[Chart and figure data]
────

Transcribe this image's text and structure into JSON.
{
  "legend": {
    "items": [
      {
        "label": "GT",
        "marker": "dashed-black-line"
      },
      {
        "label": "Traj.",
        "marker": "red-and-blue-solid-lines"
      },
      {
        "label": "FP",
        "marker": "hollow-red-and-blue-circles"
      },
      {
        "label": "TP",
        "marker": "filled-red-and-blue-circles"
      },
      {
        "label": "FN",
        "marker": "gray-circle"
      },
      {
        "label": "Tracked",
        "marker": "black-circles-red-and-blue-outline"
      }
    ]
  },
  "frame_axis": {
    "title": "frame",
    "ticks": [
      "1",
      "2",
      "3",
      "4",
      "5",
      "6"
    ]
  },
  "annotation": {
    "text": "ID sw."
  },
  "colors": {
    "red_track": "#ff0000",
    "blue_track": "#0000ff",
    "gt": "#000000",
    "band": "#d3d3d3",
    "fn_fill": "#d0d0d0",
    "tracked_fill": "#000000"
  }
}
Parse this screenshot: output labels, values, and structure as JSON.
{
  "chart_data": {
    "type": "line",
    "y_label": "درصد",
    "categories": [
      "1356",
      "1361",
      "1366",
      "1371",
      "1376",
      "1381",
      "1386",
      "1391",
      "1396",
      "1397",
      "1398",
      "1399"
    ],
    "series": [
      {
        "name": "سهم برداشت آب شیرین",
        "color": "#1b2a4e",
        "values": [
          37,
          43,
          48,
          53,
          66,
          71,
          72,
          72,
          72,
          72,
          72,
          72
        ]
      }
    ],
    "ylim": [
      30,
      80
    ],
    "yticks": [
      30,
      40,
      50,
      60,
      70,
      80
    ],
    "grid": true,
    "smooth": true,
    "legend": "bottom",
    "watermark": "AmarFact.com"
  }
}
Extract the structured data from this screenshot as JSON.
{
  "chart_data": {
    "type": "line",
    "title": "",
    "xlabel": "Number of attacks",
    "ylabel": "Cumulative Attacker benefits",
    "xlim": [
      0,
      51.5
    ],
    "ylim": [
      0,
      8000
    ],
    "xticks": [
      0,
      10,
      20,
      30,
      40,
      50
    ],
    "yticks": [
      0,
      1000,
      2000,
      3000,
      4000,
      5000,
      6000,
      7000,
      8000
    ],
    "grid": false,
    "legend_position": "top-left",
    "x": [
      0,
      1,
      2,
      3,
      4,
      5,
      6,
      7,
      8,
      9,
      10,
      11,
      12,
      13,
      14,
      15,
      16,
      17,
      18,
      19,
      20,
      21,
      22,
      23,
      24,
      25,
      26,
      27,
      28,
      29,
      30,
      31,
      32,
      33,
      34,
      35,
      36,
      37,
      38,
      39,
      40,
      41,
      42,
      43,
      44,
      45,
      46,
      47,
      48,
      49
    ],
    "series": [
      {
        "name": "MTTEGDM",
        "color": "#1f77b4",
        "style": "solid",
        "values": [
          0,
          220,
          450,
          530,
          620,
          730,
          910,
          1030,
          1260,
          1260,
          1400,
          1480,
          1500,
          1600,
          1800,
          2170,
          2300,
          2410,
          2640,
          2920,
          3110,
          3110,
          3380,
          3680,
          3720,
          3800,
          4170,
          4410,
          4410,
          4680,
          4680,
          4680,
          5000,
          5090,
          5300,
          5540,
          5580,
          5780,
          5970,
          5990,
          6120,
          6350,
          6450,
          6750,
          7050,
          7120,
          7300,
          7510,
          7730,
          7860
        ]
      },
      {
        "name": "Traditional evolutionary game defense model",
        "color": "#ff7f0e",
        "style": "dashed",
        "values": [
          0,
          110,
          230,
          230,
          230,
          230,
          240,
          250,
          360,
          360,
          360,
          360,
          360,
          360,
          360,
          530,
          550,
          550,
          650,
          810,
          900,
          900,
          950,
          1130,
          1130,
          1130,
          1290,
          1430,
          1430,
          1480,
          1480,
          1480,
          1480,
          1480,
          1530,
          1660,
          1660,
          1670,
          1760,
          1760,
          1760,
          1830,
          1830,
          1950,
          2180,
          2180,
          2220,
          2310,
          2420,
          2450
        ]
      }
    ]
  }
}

────

EXERCISE BRIEF:
Quote every line of the data, word for word.

FINAL RESULT:
Transcribe this image's text and structure into JSON.
{
  "legend": {
    "items": [
      {
        "label": "GT",
        "marker": "dashed-black-line"
      },
      {
        "label": "Traj.",
        "marker": "red-and-blue-solid-lines"
      },
      {
        "label": "FP",
        "marker": "hollow-red-and-blue-circles"
      },
      {
        "label": "TP",
        "marker": "filled-red-and-blue-circles"
      },
      {
        "label": "FN",
        "marker": "gray-circle"
      },
      {
        "label": "Tracked",
        "marker": "black-circles-red-and-blue-outline"
      }
    ]
  },
  "frame_axis": {
    "title": "frame",
    "ticks": [
      "1",
      "2",
      "3",
      "4",
      "5",
      "6"
    ]
  },
  "annotation": {
    "text": "ID sw."
  },
  "colors": {
    "red_track": "#ff0000",
    "blue_track": "#0000ff",
    "gt": "#000000",
    "band": "#d3d3d3",
    "fn_fill": "#d0d0d0",
    "tracked_fill": "#000000"
  }
}
Parse this screenshot: output labels, values, and structure as JSON.
{
  "chart_data": {
    "type": "line",
    "y_label": "درصد",
    "categories": [
      "1356",
      "1361",
      "1366",
      "1371",
      "1376",
      "1381",
      "1386",
      "1391",
      "1396",
      "1397",
      "1398",
      "1399"
    ],
    "series": [
      {
        "name": "سهم برداشت آب شیرین",
        "color": "#1b2a4e",
        "values": [
          37,
          43,
          48,
          53,
          66,
          71,
          72,
          72,
          72,
          72,
          72,
          72
        ]
      }
    ],
    "ylim": [
      30,
      80
    ],
    "yticks": [
      30,
      40,
      50,
      60,
      70,
      80
    ],
    "grid": true,
    "smooth": true,
    "legend": "bottom",
    "watermark": "AmarFact.com"
  }
}
Extract the structured data from this screenshot as JSON.
{
  "chart_data": {
    "type": "line",
    "title": "",
    "xlabel": "Number of attacks",
    "ylabel": "Cumulative Attacker benefits",
    "xlim": [
      0,
      51.5
    ],
    "ylim": [
      0,
      8000
    ],
    "xticks": [
      0,
      10,
      20,
      30,
      40,
      50
    ],
    "yticks": [
      0,
      1000,
      2000,
      3000,
      4000,
      5000,
      6000,
      7000,
      8000
    ],
    "grid": false,
    "legend_position": "top-left",
    "x": [
      0,
      1,
      2,
      3,
      4,
      5,
      6,
      7,
      8,
      9,
      10,
      11,
      12,
      13,
      14,
      15,
      16,
      17,
      18,
      19,
      20,
      21,
      22,
      23,
      24,
      25,
      26,
      27,
      28,
      29,
      30,
      31,
      32,
      33,
      34,
      35,
      36,
      37,
      38,
      39,
      40,
      41,
      42,
      43,
      44,
      45,
      46,
      47,
      48,
      49
    ],
    "series": [
      {
        "name": "MTTEGDM",
        "color": "#1f77b4",
        "style": "solid",
        "values": [
          0,
          220,
          450,
          530,
          620,
          730,
          910,
          1030,
          1260,
          1260,
          1400,
          1480,
          1500,
          1600,
          1800,
          2170,
          2300,
          2410,
          2640,
          2920,
          3110,
          3110,
          3380,
          3680,
          3720,
          3800,
          4170,
          4410,
          4410,
          4680,
          4680,
          4680,
          5000,
          5090,
          5300,
          5540,
          5580,
          5780,
          5970,
          5990,
          6120,
          6350,
          6450,
          6750,
          7050,
          7120,
          7300,
          7510,
          7730,
          7860
        ]
      },
      {
        "name": "Traditional evolutionary game defense model",
        "color": "#ff7f0e",
        "style": "dashed",
        "values": [
          0,
          110,
          230,
          230,
          230,
          230,
          240,
          250,
          360,
          360,
          360,
          360,
          360,
          360,
          360,
          530,
          550,
          550,
          650,
          810,
          900,
          900,
          950,
          1130,
          1130,
          1130,
          1290,
          1430,
          1430,
          1480,
          1480,
          1480,
          1480,
          1480,
          1530,
          1660,
          1660,
          1670,
          1760,
          1760,
          1760,
          1830,
          1830,
          1950,
          2180,
          2180,
          2220,
          2310,
          2420,
          2450
        ]
      }
    ]
  }
}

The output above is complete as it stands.